Written request: The entries below should be quoted exactly, with no pictures carried over.
--- start Records for the task ---
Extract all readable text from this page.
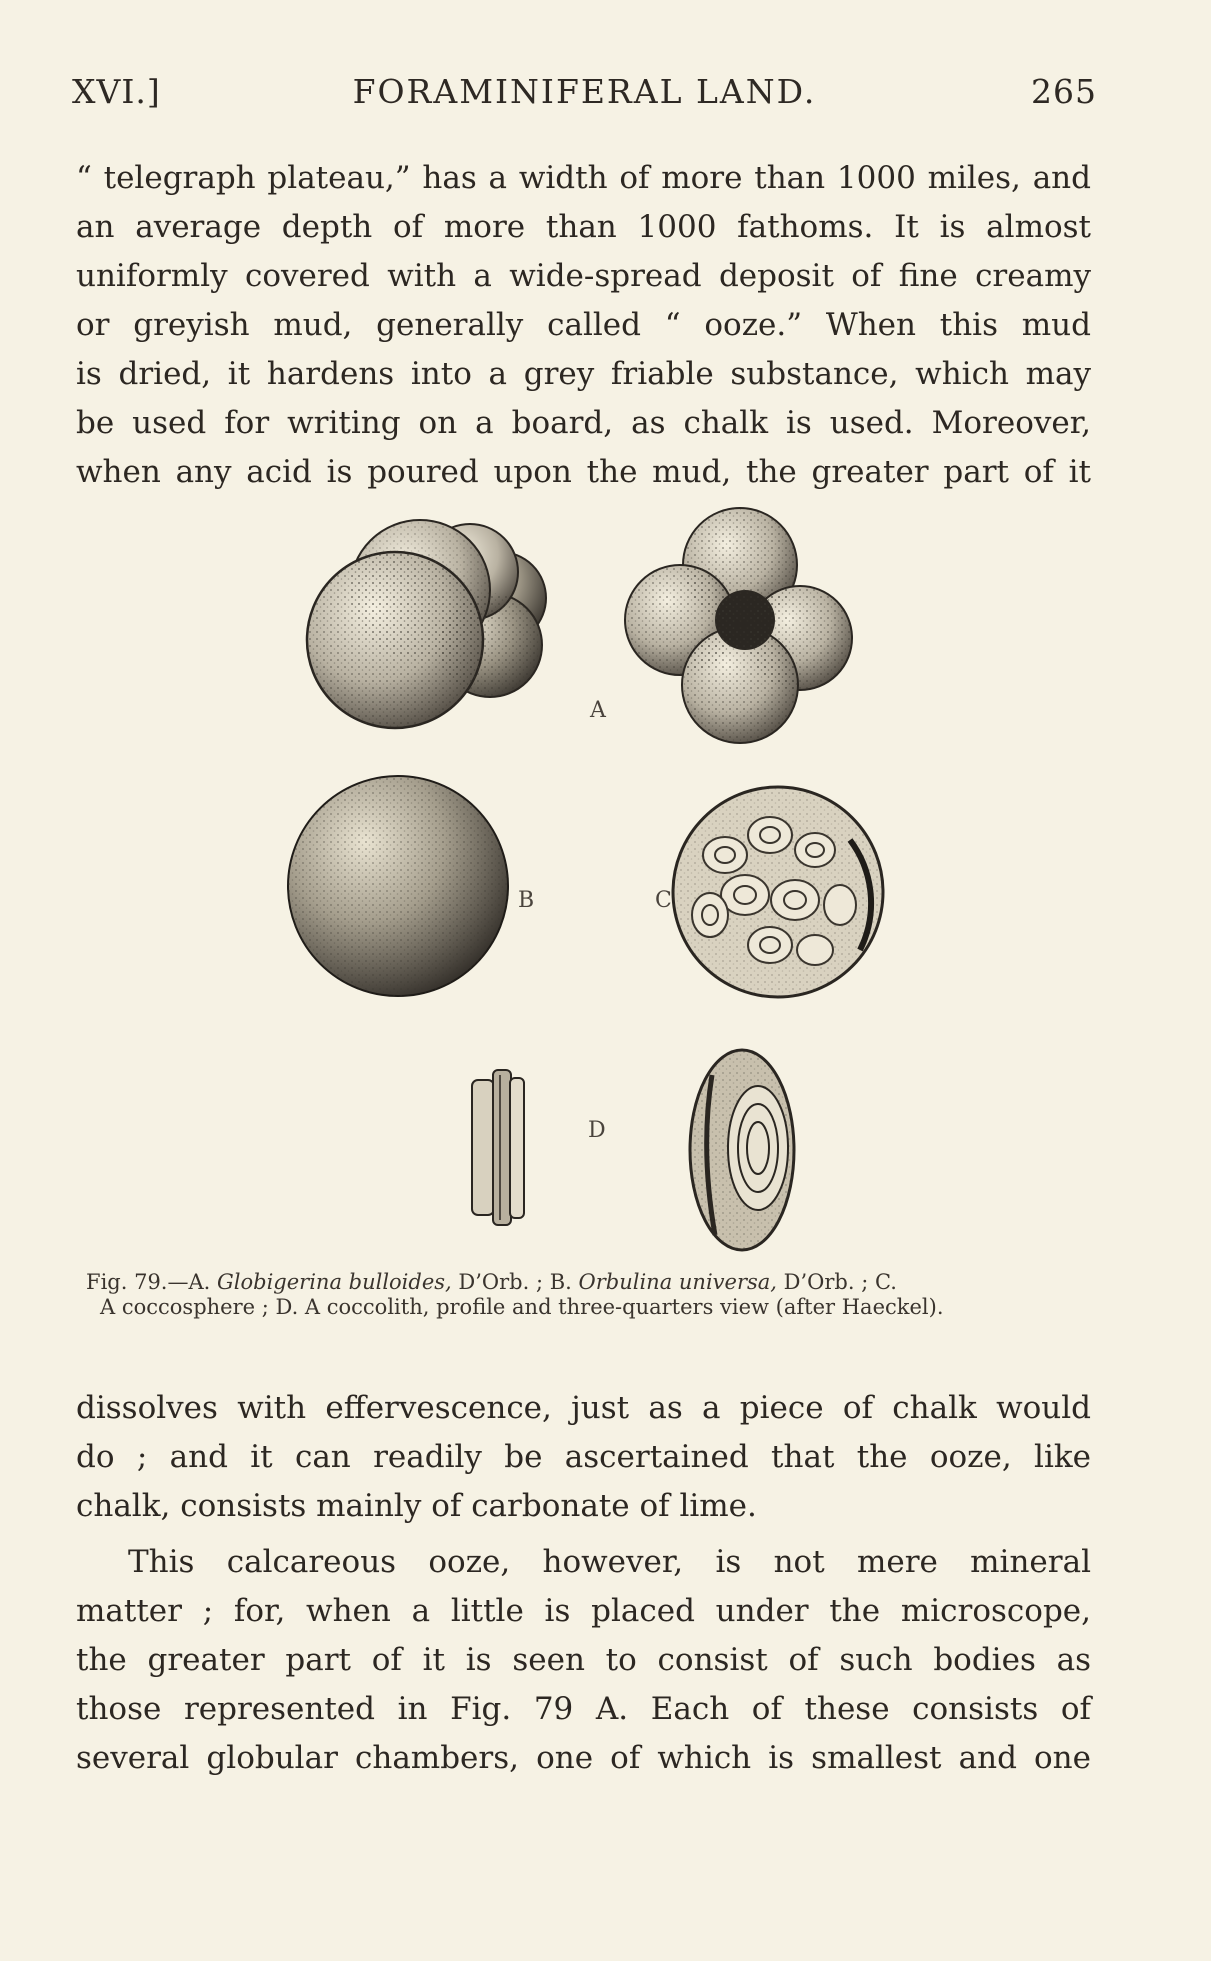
XVI.]	FORAMINIFERAL LAND.	265
“ telegraph plateau,” has a width of more than 1000 miles, and
an average depth of more than 1000 fathoms. It is almost
uniformly covered with a wide-spread deposit of fine creamy
or greyish mud, generally called “ ooze.” When this mud
is dried, it hardens into a grey friable substance, which may
be used for writing on a board, as chalk is used. Moreover,
when any acid is poured upon the mud, the greater part of it
A
B	C
D
Fig. 79.—A. Globigerina bulloides, D’Orb. ; B. Orbulina universa, D’Orb. ; C.
A coccosphere ; D. A coccolith, profile and three-quarters view (after Haeckel).
dissolves with effervescence, just as a piece of chalk would
do ; and it can readily be ascertained that the ooze, like
chalk, consists mainly of carbonate of lime.
This calcareous ooze, however, is not mere mineral
matter ; for, when a little is placed under the microscope,
the greater part of it is seen to consist of such bodies as
those represented in Fig. 79 A. Each of these consists of
several globular chambers, one of which is smallest and one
--- end Records for the task ---
Worked answer:
Extract all readable text from this page.
XVI.]	FORAMINIFERAL LAND.	265
“ telegraph plateau,” has a width of more than 1000 miles, and
an average depth of more than 1000 fathoms. It is almost
uniformly covered with a wide-spread deposit of fine creamy
or greyish mud, generally called “ ooze.” When this mud
is dried, it hardens into a grey friable substance, which may
be used for writing on a board, as chalk is used. Moreover,
when any acid is poured upon the mud, the greater part of it
A
B	C
D
Fig. 79.—A. Globigerina bulloides, D’Orb. ; B. Orbulina universa, D’Orb. ; C.
A coccosphere ; D. A coccolith, profile and three-quarters view (after Haeckel).
dissolves with effervescence, just as a piece of chalk would
do ; and it can readily be ascertained that the ooze, like
chalk, consists mainly of carbonate of lime.
This calcareous ooze, however, is not mere mineral
matter ; for, when a little is placed under the microscope,
the greater part of it is seen to consist of such bodies as
those represented in Fig. 79 A. Each of these consists of
several globular chambers, one of which is smallest and one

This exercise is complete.